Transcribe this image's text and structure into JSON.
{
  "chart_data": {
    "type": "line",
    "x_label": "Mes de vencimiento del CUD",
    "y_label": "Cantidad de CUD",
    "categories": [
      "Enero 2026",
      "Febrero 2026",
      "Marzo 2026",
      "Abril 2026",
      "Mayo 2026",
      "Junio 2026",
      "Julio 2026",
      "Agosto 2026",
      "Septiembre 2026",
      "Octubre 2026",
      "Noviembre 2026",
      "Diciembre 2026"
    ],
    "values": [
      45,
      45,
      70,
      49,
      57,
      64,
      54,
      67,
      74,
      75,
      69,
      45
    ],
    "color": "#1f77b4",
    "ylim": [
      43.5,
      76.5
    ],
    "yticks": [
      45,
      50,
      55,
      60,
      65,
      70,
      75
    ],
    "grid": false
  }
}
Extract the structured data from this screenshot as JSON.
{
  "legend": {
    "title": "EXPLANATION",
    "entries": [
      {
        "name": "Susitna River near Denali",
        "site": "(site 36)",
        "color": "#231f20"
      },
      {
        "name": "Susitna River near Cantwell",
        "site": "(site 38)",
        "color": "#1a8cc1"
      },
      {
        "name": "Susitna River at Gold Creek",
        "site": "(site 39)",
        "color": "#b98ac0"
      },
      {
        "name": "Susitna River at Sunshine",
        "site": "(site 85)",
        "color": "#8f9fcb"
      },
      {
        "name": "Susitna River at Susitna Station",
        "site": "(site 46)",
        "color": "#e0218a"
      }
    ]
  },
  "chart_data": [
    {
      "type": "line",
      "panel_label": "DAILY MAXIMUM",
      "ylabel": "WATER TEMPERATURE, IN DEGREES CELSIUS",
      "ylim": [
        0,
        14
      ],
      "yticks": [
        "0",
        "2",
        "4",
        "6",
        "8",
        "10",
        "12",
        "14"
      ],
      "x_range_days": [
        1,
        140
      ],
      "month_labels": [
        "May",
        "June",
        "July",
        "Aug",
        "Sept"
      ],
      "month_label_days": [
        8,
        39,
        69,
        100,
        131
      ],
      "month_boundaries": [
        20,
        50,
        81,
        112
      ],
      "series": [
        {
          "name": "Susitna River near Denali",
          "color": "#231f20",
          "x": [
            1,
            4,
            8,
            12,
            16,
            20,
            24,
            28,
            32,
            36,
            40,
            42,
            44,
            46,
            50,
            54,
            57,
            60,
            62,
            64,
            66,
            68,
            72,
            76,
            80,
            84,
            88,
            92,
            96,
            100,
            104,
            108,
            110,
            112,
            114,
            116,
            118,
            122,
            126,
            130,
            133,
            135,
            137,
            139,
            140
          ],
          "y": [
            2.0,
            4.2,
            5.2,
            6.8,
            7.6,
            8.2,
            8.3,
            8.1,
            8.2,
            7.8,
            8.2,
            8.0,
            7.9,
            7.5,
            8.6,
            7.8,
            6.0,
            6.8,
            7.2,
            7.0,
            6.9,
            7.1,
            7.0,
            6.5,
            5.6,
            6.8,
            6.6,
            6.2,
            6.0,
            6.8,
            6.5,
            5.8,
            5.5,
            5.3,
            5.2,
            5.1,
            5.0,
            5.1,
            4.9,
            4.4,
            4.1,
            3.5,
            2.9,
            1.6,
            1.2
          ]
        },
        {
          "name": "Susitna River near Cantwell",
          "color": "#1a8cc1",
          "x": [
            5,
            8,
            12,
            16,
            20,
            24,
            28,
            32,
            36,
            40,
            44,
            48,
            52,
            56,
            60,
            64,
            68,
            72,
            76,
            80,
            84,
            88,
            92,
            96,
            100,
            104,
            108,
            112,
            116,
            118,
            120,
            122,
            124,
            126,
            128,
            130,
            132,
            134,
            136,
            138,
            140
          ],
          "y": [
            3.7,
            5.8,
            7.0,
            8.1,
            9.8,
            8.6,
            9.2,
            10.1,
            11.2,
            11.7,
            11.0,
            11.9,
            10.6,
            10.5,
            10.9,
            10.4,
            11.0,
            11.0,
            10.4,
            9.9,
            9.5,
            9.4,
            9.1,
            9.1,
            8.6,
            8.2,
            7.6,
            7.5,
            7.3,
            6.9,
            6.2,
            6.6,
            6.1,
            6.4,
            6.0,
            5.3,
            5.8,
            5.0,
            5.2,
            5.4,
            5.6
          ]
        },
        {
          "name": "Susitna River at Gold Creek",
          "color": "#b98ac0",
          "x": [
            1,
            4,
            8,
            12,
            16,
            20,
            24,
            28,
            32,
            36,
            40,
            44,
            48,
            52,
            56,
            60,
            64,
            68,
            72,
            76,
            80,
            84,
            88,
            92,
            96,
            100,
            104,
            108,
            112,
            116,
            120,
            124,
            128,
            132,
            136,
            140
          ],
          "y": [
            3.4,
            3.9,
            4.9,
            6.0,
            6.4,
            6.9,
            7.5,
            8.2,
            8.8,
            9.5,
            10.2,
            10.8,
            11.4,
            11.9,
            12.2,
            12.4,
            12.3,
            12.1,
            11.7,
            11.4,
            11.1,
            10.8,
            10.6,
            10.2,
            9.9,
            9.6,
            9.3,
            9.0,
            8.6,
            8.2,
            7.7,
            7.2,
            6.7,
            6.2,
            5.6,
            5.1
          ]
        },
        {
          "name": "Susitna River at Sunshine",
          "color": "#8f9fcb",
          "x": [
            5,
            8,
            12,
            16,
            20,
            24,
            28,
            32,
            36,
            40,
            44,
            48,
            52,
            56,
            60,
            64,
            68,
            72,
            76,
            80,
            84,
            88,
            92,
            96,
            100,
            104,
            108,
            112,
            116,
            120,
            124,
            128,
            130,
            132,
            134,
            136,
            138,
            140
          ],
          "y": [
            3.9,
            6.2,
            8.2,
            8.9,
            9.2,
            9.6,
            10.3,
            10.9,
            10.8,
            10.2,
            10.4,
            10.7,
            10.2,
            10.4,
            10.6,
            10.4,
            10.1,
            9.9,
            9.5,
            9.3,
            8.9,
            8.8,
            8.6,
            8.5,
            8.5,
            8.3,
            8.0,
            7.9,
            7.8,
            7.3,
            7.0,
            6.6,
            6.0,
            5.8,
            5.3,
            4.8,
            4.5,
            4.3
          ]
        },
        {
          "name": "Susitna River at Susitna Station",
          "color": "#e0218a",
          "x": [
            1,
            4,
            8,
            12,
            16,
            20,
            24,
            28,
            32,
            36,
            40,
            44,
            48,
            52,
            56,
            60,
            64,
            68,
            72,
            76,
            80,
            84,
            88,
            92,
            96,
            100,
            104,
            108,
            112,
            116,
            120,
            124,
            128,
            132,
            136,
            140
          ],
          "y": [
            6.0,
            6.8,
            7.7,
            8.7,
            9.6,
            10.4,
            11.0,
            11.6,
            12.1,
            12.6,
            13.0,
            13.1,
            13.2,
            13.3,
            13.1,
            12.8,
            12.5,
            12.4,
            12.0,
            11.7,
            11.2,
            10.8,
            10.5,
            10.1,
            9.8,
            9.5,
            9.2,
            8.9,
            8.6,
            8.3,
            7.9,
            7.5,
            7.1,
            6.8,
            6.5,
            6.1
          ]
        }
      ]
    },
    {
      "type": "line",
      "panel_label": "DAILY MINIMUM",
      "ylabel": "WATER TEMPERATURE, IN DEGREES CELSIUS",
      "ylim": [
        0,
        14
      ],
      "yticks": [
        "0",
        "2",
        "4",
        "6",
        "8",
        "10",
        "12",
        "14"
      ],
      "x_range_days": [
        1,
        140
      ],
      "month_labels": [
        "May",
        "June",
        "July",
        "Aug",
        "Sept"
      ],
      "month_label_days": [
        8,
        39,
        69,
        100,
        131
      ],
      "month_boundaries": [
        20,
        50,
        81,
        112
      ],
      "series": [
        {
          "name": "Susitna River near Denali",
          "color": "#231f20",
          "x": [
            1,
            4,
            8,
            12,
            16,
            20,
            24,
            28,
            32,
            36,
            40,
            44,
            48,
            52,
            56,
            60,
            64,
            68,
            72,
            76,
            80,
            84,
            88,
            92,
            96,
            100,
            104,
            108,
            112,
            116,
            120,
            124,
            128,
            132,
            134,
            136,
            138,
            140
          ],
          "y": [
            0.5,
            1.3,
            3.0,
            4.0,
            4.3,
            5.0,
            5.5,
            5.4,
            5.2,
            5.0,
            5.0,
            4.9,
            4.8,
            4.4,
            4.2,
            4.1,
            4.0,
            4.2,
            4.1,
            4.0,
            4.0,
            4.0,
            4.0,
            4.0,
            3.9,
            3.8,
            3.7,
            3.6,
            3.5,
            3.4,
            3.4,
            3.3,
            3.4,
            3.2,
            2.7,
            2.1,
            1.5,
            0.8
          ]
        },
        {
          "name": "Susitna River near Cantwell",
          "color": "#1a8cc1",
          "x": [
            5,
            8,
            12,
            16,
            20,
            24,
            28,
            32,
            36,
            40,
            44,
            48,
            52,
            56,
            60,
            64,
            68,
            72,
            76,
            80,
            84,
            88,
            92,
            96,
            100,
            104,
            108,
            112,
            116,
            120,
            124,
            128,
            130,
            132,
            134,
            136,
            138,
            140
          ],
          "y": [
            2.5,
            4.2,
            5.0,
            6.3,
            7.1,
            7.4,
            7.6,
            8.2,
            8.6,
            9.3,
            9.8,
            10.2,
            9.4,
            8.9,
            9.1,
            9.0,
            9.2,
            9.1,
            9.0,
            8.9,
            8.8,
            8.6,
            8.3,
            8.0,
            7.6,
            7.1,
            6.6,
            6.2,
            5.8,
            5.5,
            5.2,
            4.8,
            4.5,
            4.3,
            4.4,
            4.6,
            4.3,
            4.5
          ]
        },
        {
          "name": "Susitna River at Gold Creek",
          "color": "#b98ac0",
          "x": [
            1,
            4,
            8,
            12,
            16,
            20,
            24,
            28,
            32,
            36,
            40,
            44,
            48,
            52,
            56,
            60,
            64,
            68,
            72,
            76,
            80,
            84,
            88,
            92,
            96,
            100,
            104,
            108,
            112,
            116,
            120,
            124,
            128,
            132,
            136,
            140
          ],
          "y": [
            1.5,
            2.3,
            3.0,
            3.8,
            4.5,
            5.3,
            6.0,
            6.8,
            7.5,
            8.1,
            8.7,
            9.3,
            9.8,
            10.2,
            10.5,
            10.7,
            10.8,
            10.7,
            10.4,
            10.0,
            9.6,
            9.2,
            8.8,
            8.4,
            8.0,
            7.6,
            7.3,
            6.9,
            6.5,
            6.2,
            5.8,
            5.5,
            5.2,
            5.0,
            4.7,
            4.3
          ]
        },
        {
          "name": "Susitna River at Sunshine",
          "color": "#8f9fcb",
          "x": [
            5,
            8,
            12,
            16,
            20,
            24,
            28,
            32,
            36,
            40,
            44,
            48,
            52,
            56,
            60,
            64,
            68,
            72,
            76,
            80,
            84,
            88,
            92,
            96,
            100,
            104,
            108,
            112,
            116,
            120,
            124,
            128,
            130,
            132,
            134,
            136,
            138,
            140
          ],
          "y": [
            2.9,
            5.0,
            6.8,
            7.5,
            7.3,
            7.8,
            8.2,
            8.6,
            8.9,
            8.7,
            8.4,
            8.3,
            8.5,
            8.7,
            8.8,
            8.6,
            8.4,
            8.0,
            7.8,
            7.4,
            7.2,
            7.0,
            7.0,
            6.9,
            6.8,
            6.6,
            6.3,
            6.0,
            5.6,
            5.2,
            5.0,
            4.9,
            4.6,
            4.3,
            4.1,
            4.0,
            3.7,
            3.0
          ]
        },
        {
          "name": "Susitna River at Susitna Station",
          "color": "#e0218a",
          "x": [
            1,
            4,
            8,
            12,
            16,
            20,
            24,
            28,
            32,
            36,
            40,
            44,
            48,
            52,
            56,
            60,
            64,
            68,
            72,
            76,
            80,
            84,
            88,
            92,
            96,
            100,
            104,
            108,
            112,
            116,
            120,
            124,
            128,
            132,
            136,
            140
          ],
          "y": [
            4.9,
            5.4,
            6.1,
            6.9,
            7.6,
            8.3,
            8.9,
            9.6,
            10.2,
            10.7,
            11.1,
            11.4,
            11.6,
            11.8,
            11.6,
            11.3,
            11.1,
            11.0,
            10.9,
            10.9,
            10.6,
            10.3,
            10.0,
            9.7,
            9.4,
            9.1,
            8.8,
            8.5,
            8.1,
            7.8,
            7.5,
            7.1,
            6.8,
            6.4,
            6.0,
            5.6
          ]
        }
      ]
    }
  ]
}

------

▶ _Given request_: Check every line of the material for the string "DAILY" and give the number of lines that have it, without anything else.

▶ _The reply_: 2